_Stated task:_ Every line of the records must be repeated exactly; pictures stay out.

----------------------------------------

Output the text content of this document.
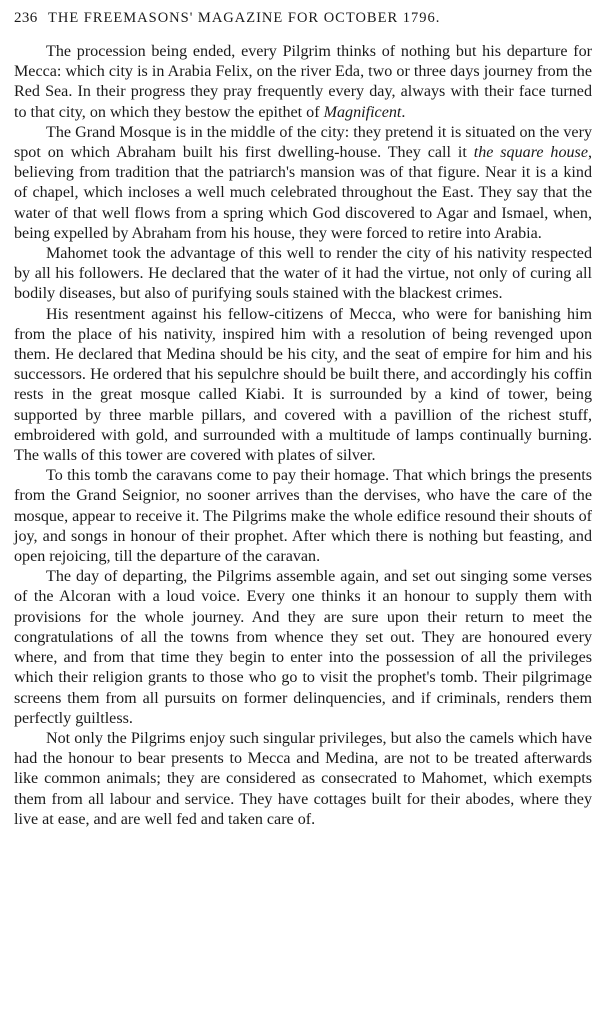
236 THE FREEMASONS' MAGAZINE FOR OCTOBER 1796.

The procession being ended, every Pilgrim thinks of nothing but his departure for Mecca: which city is in Arabia Felix, on the river Eda, two or three days journey from the Red Sea. In their progress they pray frequently every day, always with their face turned to that city, on which they bestow the epithet of Magnificent.

The Grand Mosque is in the middle of the city: they pretend it is situated on the very spot on which Abraham built his first dwelling-house. They call it the square house, believing from tradition that the patriarch's mansion was of that figure. Near it is a kind of chapel, which incloses a well much celebrated throughout the East. They say that the water of that well flows from a spring which God discovered to Agar and Ismael, when, being expelled by Abraham from his house, they were forced to retire into Arabia.

Mahomet took the advantage of this well to render the city of his nativity respected by all his followers. He declared that the water of it had the virtue, not only of curing all bodily diseases, but also of purifying souls stained with the blackest crimes.

His resentment against his fellow-citizens of Mecca, who were for banishing him from the place of his nativity, inspired him with a resolution of being revenged upon them. He declared that Medina should be his city, and the seat of empire for him and his successors. He ordered that his sepulchre should be built there, and accordingly his coffin rests in the great mosque called Kiabi. It is surrounded by a kind of tower, being supported by three marble pillars, and covered with a pavillion of the richest stuff, embroidered with gold, and surrounded with a multitude of lamps continually burning. The walls of this tower are covered with plates of silver.

To this tomb the caravans come to pay their homage. That which brings the presents from the Grand Seignior, no sooner arrives than the dervises, who have the care of the mosque, appear to receive it. The Pilgrims make the whole edifice resound their shouts of joy, and songs in honour of their prophet. After which there is nothing but feasting, and open rejoicing, till the departure of the caravan.

The day of departing, the Pilgrims assemble again, and set out singing some verses of the Alcoran with a loud voice. Every one thinks it an honour to supply them with provisions for the whole journey. And they are sure upon their return to meet the congratulations of all the towns from whence they set out. They are honoured every where, and from that time they begin to enter into the possession of all the privileges which their religion grants to those who go to visit the prophet's tomb. Their pilgrimage screens them from all pursuits on former delinquencies, and if criminals, renders them perfectly guiltless.

Not only the Pilgrims enjoy such singular privileges, but also the camels which have had the honour to bear presents to Mecca and Medina, are not to be treated afterwards like common animals; they are considered as consecrated to Mahomet, which exempts them from all labour and service. They have cottages built for their abodes, where they live at ease, and are well fed and taken care of.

----------------------------------------

_Result of the exercise:_
Output the text content of this document.
236 THE FREEMASONS' MAGAZINE FOR OCTOBER 1796.

The procession being ended, every Pilgrim thinks of nothing but his departure for Mecca: which city is in Arabia Felix, on the river Eda, two or three days journey from the Red Sea. In their progress they pray frequently every day, always with their face turned to that city, on which they bestow the epithet of Magnificent.

The Grand Mosque is in the middle of the city: they pretend it is situated on the very spot on which Abraham built his first dwelling-house. They call it the square house, believing from tradition that the patriarch's mansion was of that figure. Near it is a kind of chapel, which incloses a well much celebrated throughout the East. They say that the water of that well flows from a spring which God discovered to Agar and Ismael, when, being expelled by Abraham from his house, they were forced to retire into Arabia.

Mahomet took the advantage of this well to render the city of his nativity respected by all his followers. He declared that the water of it had the virtue, not only of curing all bodily diseases, but also of purifying souls stained with the blackest crimes.

His resentment against his fellow-citizens of Mecca, who were for banishing him from the place of his nativity, inspired him with a resolution of being revenged upon them. He declared that Medina should be his city, and the seat of empire for him and his successors. He ordered that his sepulchre should be built there, and accordingly his coffin rests in the great mosque called Kiabi. It is surrounded by a kind of tower, being supported by three marble pillars, and covered with a pavillion of the richest stuff, embroidered with gold, and surrounded with a multitude of lamps continually burning. The walls of this tower are covered with plates of silver.

To this tomb the caravans come to pay their homage. That which brings the presents from the Grand Seignior, no sooner arrives than the dervises, who have the care of the mosque, appear to receive it. The Pilgrims make the whole edifice resound their shouts of joy, and songs in honour of their prophet. After which there is nothing but feasting, and open rejoicing, till the departure of the caravan.

The day of departing, the Pilgrims assemble again, and set out singing some verses of the Alcoran with a loud voice. Every one thinks it an honour to supply them with provisions for the whole journey. And they are sure upon their return to meet the congratulations of all the towns from whence they set out. They are honoured every where, and from that time they begin to enter into the possession of all the privileges which their religion grants to those who go to visit the prophet's tomb. Their pilgrimage screens them from all pursuits on former delinquencies, and if criminals, renders them perfectly guiltless.

Not only the Pilgrims enjoy such singular privileges, but also the camels which have had the honour to bear presents to Mecca and Medina, are not to be treated afterwards like common animals; they are considered as consecrated to Mahomet, which exempts them from all labour and service. They have cottages built for their abodes, where they live at ease, and are well fed and taken care of.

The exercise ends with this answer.